REQUIRED TASK =
Transcribe all the entries word for word, skipping the pictures.

INPUT FOR THIS TASK =
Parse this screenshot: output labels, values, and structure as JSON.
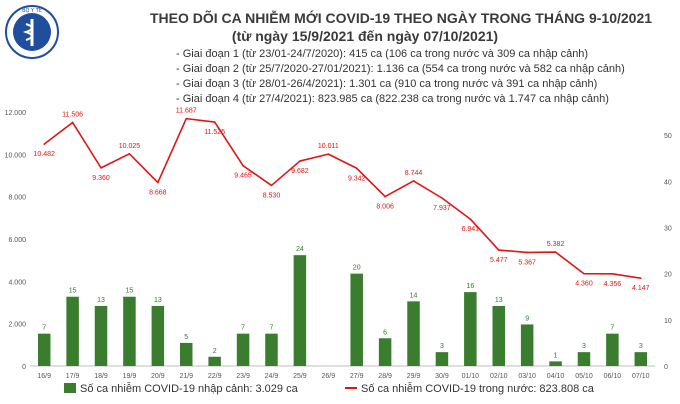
{
  "title_line1": "THEO DÕI CA NHIỄM MỚI COVID-19 THEO NGÀY TRONG THÁNG 9-10/2021",
  "title_line2": "(từ ngày 15/9/2021 đến ngày 07/10/2021)",
  "logo_text": "BỘ Y TẾ",
  "phases": [
    "- Giai đoạn 1 (từ 23/01-24/7/2020): 415 ca (106 ca trong nước và 309 ca nhập cảnh)",
    "- Giai đoạn 2 (từ 25/7/2020-27/01/2021): 1.136 ca (554 ca trong nước và 582 ca nhập cảnh)",
    "- Giai đoạn 3 (từ 28/01-26/4/2021): 1.301 ca (910 ca trong nước và 391 ca nhập cảnh)",
    "- Giai đoạn 4 (từ 27/4/2021): 823.985 ca (822.238 ca trong nước và 1.747 ca nhập cảnh)"
  ],
  "chart_data": {
    "type": "bar",
    "categories": [
      "16/9",
      "17/9",
      "18/9",
      "19/9",
      "20/9",
      "21/9",
      "22/9",
      "23/9",
      "24/9",
      "25/9",
      "26/9",
      "27/9",
      "28/9",
      "29/9",
      "30/9",
      "01/10",
      "02/10",
      "03/10",
      "04/10",
      "05/10",
      "06/10",
      "07/10"
    ],
    "series": [
      {
        "name": "Số ca nhiễm COVID-19 nhập cảnh: 3.029 ca",
        "type": "bar",
        "axis": "right",
        "values": [
          7,
          15,
          13,
          15,
          13,
          5,
          2,
          7,
          7,
          24,
          null,
          20,
          6,
          14,
          3,
          16,
          13,
          9,
          1,
          3,
          7,
          3
        ],
        "labels": [
          "7",
          "15",
          "13",
          "15",
          "13",
          "5",
          "2",
          "7",
          "7",
          "24",
          "",
          "20",
          "6",
          "14",
          "3",
          "16",
          "13",
          "9",
          "1",
          "3",
          "7",
          "3"
        ],
        "color": "#3a7d2e"
      },
      {
        "name": "Số ca nhiễm COVID-19 trong nước: 823.808 ca",
        "type": "line",
        "axis": "left",
        "values": [
          10482,
          11506,
          9360,
          10025,
          8668,
          11687,
          11525,
          9465,
          8530,
          9682,
          10011,
          9342,
          8006,
          8744,
          7937,
          6941,
          5477,
          5367,
          5382,
          4360,
          4356,
          4147
        ],
        "labels": [
          "10.482",
          "11.506",
          "9.360",
          "10.025",
          "8.668",
          "11.687",
          "11.525",
          "9.465",
          "8.530",
          "9.682",
          "10.011",
          "9.342",
          "8.006",
          "8.744",
          "7.937",
          "6.941",
          "5.477",
          "5.367",
          "5.382",
          "4.360",
          "4.356",
          "4.147"
        ],
        "color": "#e01515"
      }
    ],
    "y_left": {
      "range": [
        0,
        12000
      ],
      "ticks": [
        "0",
        "2.000",
        "4.000",
        "6.000",
        "8.000",
        "10.000",
        "12.000"
      ]
    },
    "y_right": {
      "range": [
        0,
        55
      ],
      "ticks": [
        "0",
        "10",
        "20",
        "30",
        "40",
        "50"
      ]
    },
    "grid": false,
    "legend": "bottom"
  }
}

RESULT OF THIS EXERCISE =
Parse this screenshot: output labels, values, and structure as JSON.
{
  "title_line1": "THEO DÕI CA NHIỄM MỚI COVID-19 THEO NGÀY TRONG THÁNG 9-10/2021",
  "title_line2": "(từ ngày 15/9/2021 đến ngày 07/10/2021)",
  "logo_text": "BỘ Y TẾ",
  "phases": [
    "- Giai đoạn 1 (từ 23/01-24/7/2020): 415 ca (106 ca trong nước và 309 ca nhập cảnh)",
    "- Giai đoạn 2 (từ 25/7/2020-27/01/2021): 1.136 ca (554 ca trong nước và 582 ca nhập cảnh)",
    "- Giai đoạn 3 (từ 28/01-26/4/2021): 1.301 ca (910 ca trong nước và 391 ca nhập cảnh)",
    "- Giai đoạn 4 (từ 27/4/2021): 823.985 ca (822.238 ca trong nước và 1.747 ca nhập cảnh)"
  ],
  "chart_data": {
    "type": "bar",
    "categories": [
      "16/9",
      "17/9",
      "18/9",
      "19/9",
      "20/9",
      "21/9",
      "22/9",
      "23/9",
      "24/9",
      "25/9",
      "26/9",
      "27/9",
      "28/9",
      "29/9",
      "30/9",
      "01/10",
      "02/10",
      "03/10",
      "04/10",
      "05/10",
      "06/10",
      "07/10"
    ],
    "series": [
      {
        "name": "Số ca nhiễm COVID-19 nhập cảnh: 3.029 ca",
        "type": "bar",
        "axis": "right",
        "values": [
          7,
          15,
          13,
          15,
          13,
          5,
          2,
          7,
          7,
          24,
          null,
          20,
          6,
          14,
          3,
          16,
          13,
          9,
          1,
          3,
          7,
          3
        ],
        "labels": [
          "7",
          "15",
          "13",
          "15",
          "13",
          "5",
          "2",
          "7",
          "7",
          "24",
          "",
          "20",
          "6",
          "14",
          "3",
          "16",
          "13",
          "9",
          "1",
          "3",
          "7",
          "3"
        ],
        "color": "#3a7d2e"
      },
      {
        "name": "Số ca nhiễm COVID-19 trong nước: 823.808 ca",
        "type": "line",
        "axis": "left",
        "values": [
          10482,
          11506,
          9360,
          10025,
          8668,
          11687,
          11525,
          9465,
          8530,
          9682,
          10011,
          9342,
          8006,
          8744,
          7937,
          6941,
          5477,
          5367,
          5382,
          4360,
          4356,
          4147
        ],
        "labels": [
          "10.482",
          "11.506",
          "9.360",
          "10.025",
          "8.668",
          "11.687",
          "11.525",
          "9.465",
          "8.530",
          "9.682",
          "10.011",
          "9.342",
          "8.006",
          "8.744",
          "7.937",
          "6.941",
          "5.477",
          "5.367",
          "5.382",
          "4.360",
          "4.356",
          "4.147"
        ],
        "color": "#e01515"
      }
    ],
    "y_left": {
      "range": [
        0,
        12000
      ],
      "ticks": [
        "0",
        "2.000",
        "4.000",
        "6.000",
        "8.000",
        "10.000",
        "12.000"
      ]
    },
    "y_right": {
      "range": [
        0,
        55
      ],
      "ticks": [
        "0",
        "10",
        "20",
        "30",
        "40",
        "50"
      ]
    },
    "grid": false,
    "legend": "bottom"
  }
}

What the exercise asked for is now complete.